WRITTEN REQUEST: Return the listing below in full, with every line exactly as it is.

INFORMATION PROVIDED:
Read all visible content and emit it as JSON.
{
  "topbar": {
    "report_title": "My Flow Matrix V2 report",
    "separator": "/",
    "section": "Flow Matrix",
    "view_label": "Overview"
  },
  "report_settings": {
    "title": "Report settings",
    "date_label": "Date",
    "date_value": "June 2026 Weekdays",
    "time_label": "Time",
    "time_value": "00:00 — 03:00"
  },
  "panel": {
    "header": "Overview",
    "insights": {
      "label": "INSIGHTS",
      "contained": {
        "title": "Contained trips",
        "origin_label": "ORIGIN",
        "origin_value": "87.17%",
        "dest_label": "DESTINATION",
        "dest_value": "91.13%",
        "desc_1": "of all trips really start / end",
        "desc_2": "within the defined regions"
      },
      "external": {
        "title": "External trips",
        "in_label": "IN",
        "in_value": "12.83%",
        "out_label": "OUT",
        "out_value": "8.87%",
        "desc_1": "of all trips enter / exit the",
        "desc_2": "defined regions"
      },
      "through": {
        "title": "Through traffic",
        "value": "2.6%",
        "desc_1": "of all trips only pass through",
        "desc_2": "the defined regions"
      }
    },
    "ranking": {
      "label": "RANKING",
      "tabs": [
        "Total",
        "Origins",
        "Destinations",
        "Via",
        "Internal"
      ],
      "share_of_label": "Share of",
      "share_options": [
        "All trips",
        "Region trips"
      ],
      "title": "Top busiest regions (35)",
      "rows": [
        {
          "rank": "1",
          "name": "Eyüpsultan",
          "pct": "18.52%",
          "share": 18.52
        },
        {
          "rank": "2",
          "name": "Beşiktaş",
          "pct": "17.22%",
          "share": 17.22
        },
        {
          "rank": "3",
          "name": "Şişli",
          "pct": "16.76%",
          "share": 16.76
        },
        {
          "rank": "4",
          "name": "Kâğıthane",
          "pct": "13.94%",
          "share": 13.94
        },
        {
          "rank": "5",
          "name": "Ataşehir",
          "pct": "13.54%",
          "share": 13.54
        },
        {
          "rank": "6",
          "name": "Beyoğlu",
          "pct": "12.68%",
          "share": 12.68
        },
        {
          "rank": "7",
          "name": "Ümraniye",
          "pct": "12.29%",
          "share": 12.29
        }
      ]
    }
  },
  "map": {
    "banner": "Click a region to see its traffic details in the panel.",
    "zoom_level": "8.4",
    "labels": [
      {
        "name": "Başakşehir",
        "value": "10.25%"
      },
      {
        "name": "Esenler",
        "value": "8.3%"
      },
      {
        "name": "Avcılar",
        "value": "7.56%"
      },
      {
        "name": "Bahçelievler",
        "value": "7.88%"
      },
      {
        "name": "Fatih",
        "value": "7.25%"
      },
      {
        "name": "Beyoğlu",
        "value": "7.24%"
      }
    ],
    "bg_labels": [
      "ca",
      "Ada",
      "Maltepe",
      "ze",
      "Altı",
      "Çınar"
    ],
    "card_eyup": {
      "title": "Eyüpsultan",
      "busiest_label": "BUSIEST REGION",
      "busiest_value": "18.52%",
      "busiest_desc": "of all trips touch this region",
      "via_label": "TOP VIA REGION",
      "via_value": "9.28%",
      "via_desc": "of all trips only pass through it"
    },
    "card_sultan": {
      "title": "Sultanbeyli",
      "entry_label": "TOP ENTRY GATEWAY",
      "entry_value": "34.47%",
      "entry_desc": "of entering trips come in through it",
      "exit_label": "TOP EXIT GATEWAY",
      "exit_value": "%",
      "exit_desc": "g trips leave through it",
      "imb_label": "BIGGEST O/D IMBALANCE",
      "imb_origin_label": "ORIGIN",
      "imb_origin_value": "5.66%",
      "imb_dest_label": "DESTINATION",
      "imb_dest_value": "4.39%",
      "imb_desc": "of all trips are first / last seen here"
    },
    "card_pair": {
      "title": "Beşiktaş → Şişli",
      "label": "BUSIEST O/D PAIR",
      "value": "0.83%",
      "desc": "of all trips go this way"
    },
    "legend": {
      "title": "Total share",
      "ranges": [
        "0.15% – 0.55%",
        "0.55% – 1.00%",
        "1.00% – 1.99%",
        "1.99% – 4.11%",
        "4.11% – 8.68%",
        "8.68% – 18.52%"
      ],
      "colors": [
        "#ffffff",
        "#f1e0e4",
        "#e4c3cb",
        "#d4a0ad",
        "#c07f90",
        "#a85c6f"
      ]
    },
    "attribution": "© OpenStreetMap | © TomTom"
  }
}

OUTPUT BELOW:
Read all visible content and emit it as JSON.
{
  "topbar": {
    "report_title": "My Flow Matrix V2 report",
    "separator": "/",
    "section": "Flow Matrix",
    "view_label": "Overview"
  },
  "report_settings": {
    "title": "Report settings",
    "date_label": "Date",
    "date_value": "June 2026 Weekdays",
    "time_label": "Time",
    "time_value": "00:00 — 03:00"
  },
  "panel": {
    "header": "Overview",
    "insights": {
      "label": "INSIGHTS",
      "contained": {
        "title": "Contained trips",
        "origin_label": "ORIGIN",
        "origin_value": "87.17%",
        "dest_label": "DESTINATION",
        "dest_value": "91.13%",
        "desc_1": "of all trips really start / end",
        "desc_2": "within the defined regions"
      },
      "external": {
        "title": "External trips",
        "in_label": "IN",
        "in_value": "12.83%",
        "out_label": "OUT",
        "out_value": "8.87%",
        "desc_1": "of all trips enter / exit the",
        "desc_2": "defined regions"
      },
      "through": {
        "title": "Through traffic",
        "value": "2.6%",
        "desc_1": "of all trips only pass through",
        "desc_2": "the defined regions"
      }
    },
    "ranking": {
      "label": "RANKING",
      "tabs": [
        "Total",
        "Origins",
        "Destinations",
        "Via",
        "Internal"
      ],
      "share_of_label": "Share of",
      "share_options": [
        "All trips",
        "Region trips"
      ],
      "title": "Top busiest regions (35)",
      "rows": [
        {
          "rank": "1",
          "name": "Eyüpsultan",
          "pct": "18.52%",
          "share": 18.52
        },
        {
          "rank": "2",
          "name": "Beşiktaş",
          "pct": "17.22%",
          "share": 17.22
        },
        {
          "rank": "3",
          "name": "Şişli",
          "pct": "16.76%",
          "share": 16.76
        },
        {
          "rank": "4",
          "name": "Kâğıthane",
          "pct": "13.94%",
          "share": 13.94
        },
        {
          "rank": "5",
          "name": "Ataşehir",
          "pct": "13.54%",
          "share": 13.54
        },
        {
          "rank": "6",
          "name": "Beyoğlu",
          "pct": "12.68%",
          "share": 12.68
        },
        {
          "rank": "7",
          "name": "Ümraniye",
          "pct": "12.29%",
          "share": 12.29
        }
      ]
    }
  },
  "map": {
    "banner": "Click a region to see its traffic details in the panel.",
    "zoom_level": "8.4",
    "labels": [
      {
        "name": "Başakşehir",
        "value": "10.25%"
      },
      {
        "name": "Esenler",
        "value": "8.3%"
      },
      {
        "name": "Avcılar",
        "value": "7.56%"
      },
      {
        "name": "Bahçelievler",
        "value": "7.88%"
      },
      {
        "name": "Fatih",
        "value": "7.25%"
      },
      {
        "name": "Beyoğlu",
        "value": "7.24%"
      }
    ],
    "bg_labels": [
      "ca",
      "Ada",
      "Maltepe",
      "ze",
      "Altı",
      "Çınar"
    ],
    "card_eyup": {
      "title": "Eyüpsultan",
      "busiest_label": "BUSIEST REGION",
      "busiest_value": "18.52%",
      "busiest_desc": "of all trips touch this region",
      "via_label": "TOP VIA REGION",
      "via_value": "9.28%",
      "via_desc": "of all trips only pass through it"
    },
    "card_sultan": {
      "title": "Sultanbeyli",
      "entry_label": "TOP ENTRY GATEWAY",
      "entry_value": "34.47%",
      "entry_desc": "of entering trips come in through it",
      "exit_label": "TOP EXIT GATEWAY",
      "exit_value": "%",
      "exit_desc": "g trips leave through it",
      "imb_label": "BIGGEST O/D IMBALANCE",
      "imb_origin_label": "ORIGIN",
      "imb_origin_value": "5.66%",
      "imb_dest_label": "DESTINATION",
      "imb_dest_value": "4.39%",
      "imb_desc": "of all trips are first / last seen here"
    },
    "card_pair": {
      "title": "Beşiktaş → Şişli",
      "label": "BUSIEST O/D PAIR",
      "value": "0.83%",
      "desc": "of all trips go this way"
    },
    "legend": {
      "title": "Total share",
      "ranges": [
        "0.15% – 0.55%",
        "0.55% – 1.00%",
        "1.00% – 1.99%",
        "1.99% – 4.11%",
        "4.11% – 8.68%",
        "8.68% – 18.52%"
      ],
      "colors": [
        "#ffffff",
        "#f1e0e4",
        "#e4c3cb",
        "#d4a0ad",
        "#c07f90",
        "#a85c6f"
      ]
    },
    "attribution": "© OpenStreetMap | © TomTom"
  }
}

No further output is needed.